[START OF Records for the exercise]

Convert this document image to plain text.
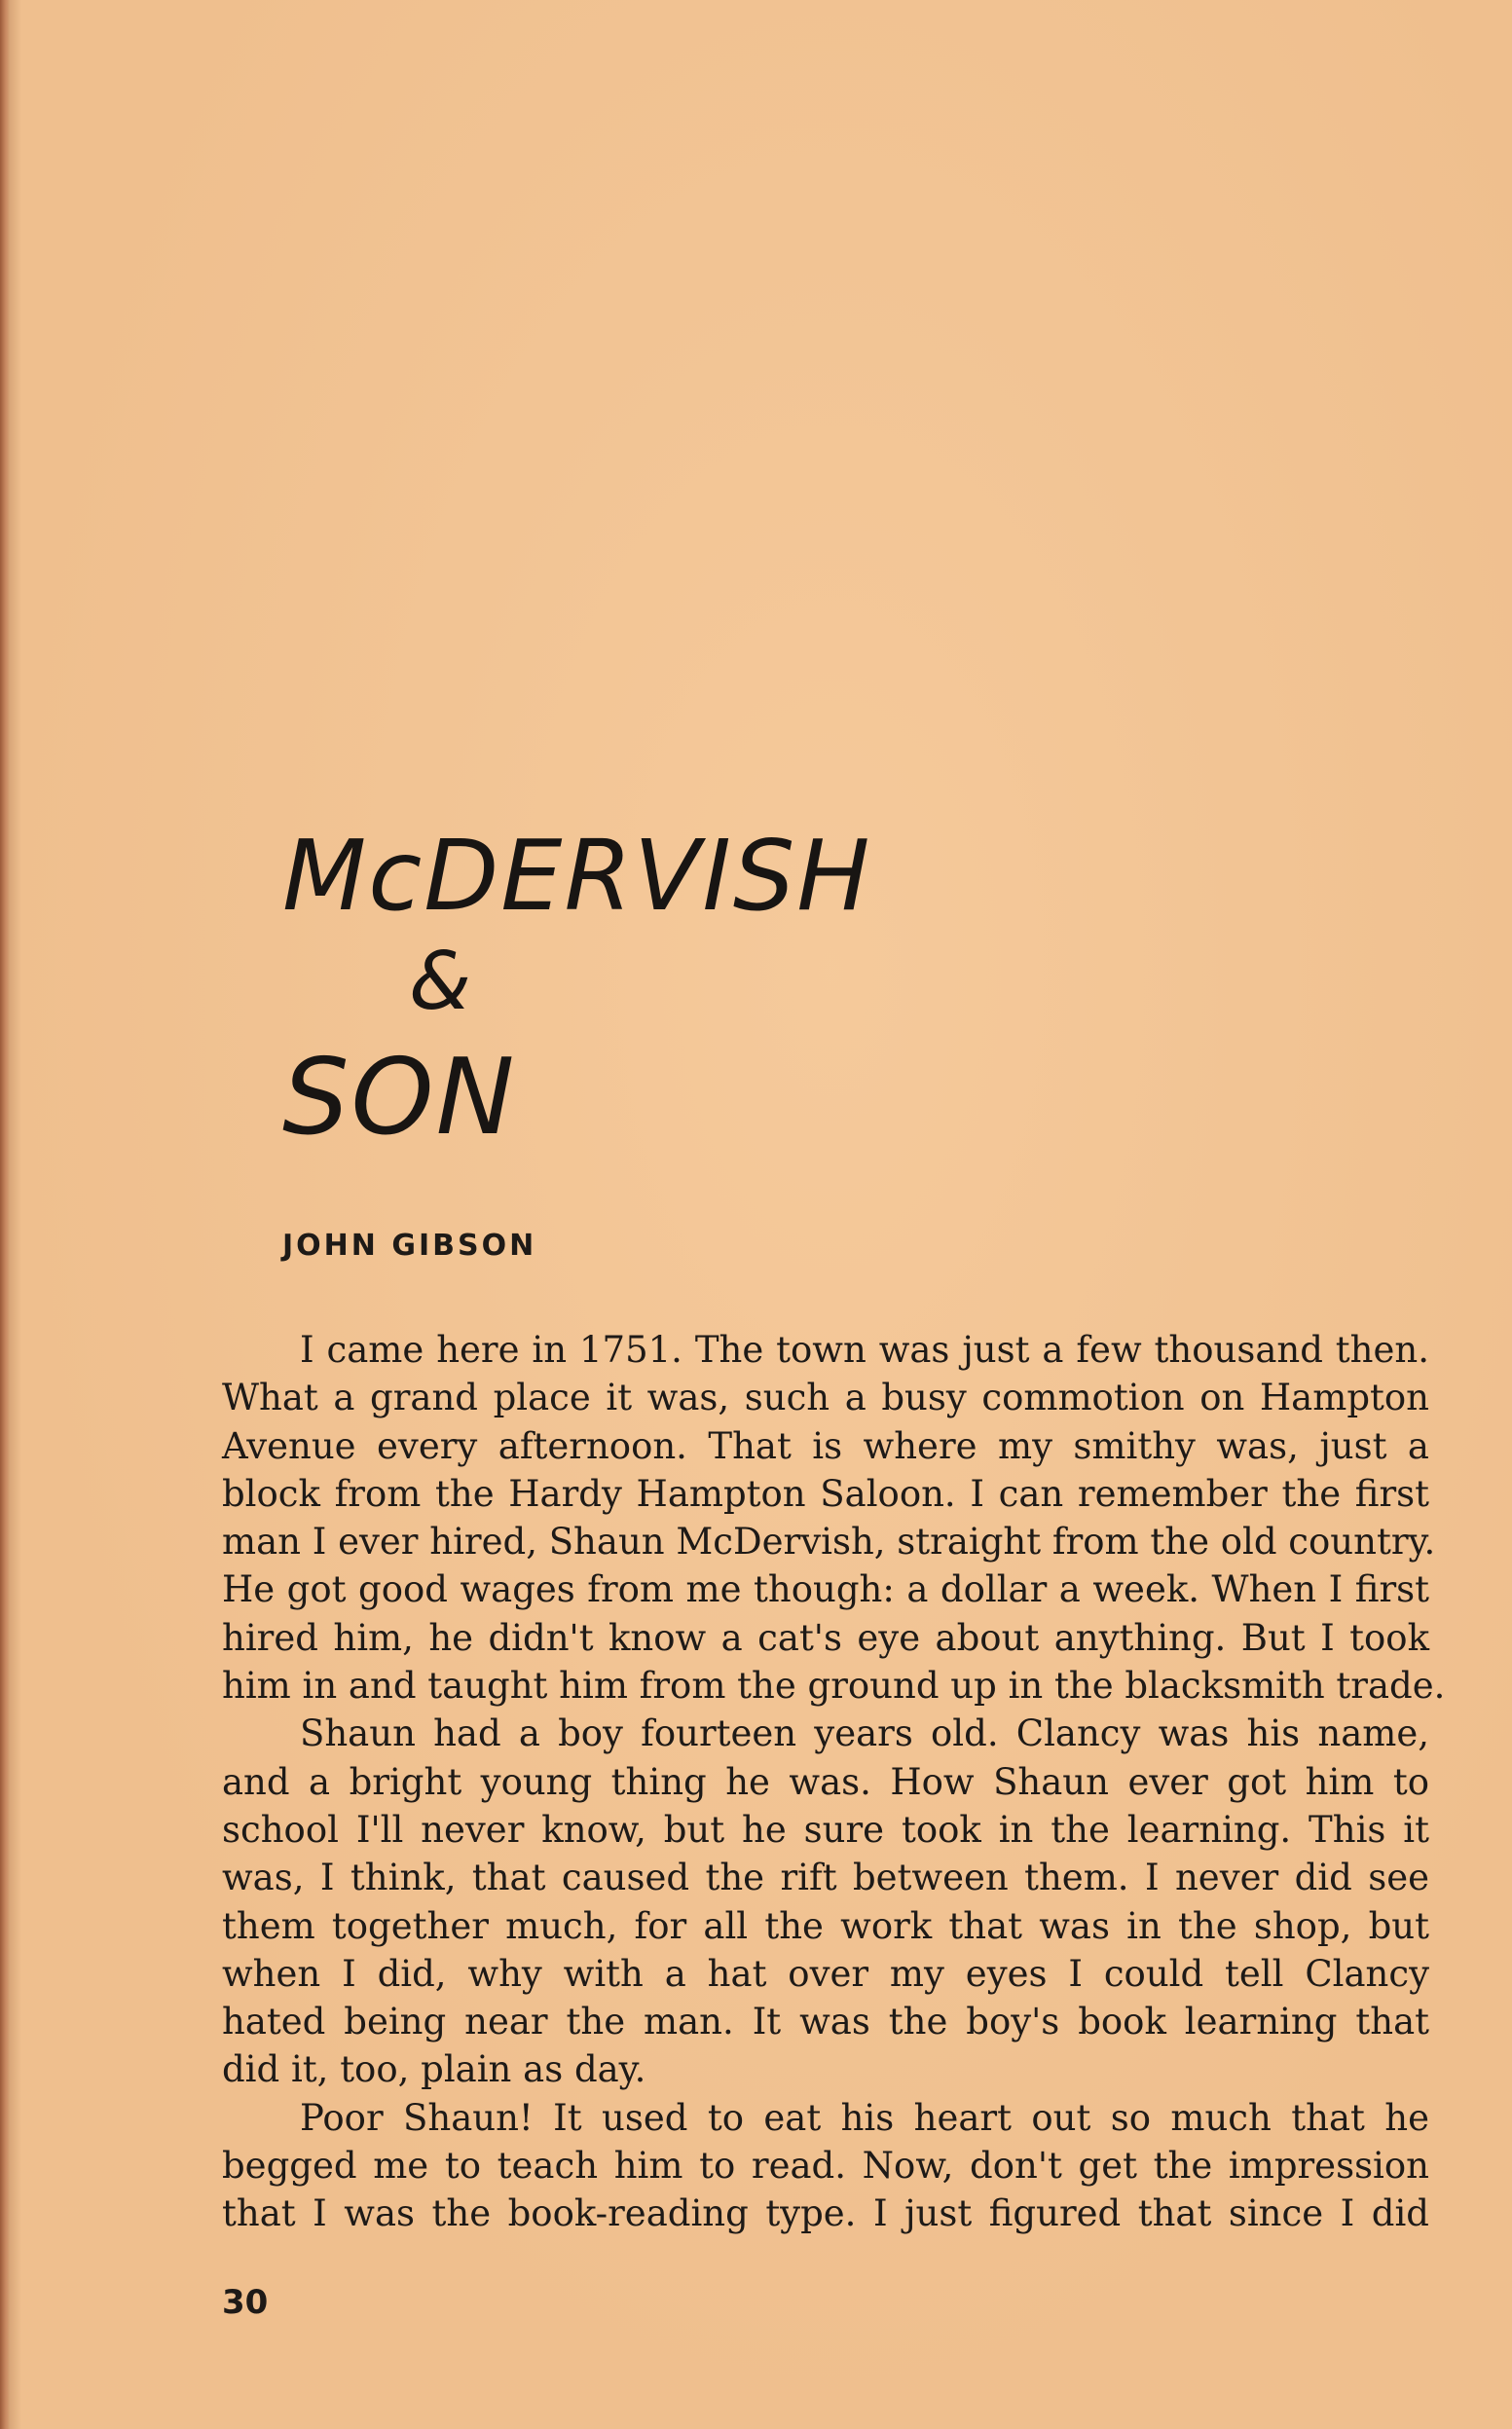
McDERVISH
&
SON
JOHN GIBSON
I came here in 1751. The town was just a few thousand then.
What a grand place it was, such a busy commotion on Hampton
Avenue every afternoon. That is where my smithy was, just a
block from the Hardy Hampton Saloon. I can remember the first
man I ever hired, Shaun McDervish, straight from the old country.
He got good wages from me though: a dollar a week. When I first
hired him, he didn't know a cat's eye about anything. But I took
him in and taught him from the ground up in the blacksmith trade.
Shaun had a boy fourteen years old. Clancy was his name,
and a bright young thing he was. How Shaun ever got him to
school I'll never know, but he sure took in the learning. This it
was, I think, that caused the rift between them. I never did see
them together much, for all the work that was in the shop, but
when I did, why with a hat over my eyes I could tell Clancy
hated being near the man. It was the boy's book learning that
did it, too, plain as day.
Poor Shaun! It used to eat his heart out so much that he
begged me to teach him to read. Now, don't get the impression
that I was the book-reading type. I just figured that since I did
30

[END OF Records for the exercise]

▸ The exercise
Find each line that has the word "much", then copy it out.

▸ Solution for this problem
them together much, for all the work that was in the shop, but
Poor Shaun! It used to eat his heart out so much that he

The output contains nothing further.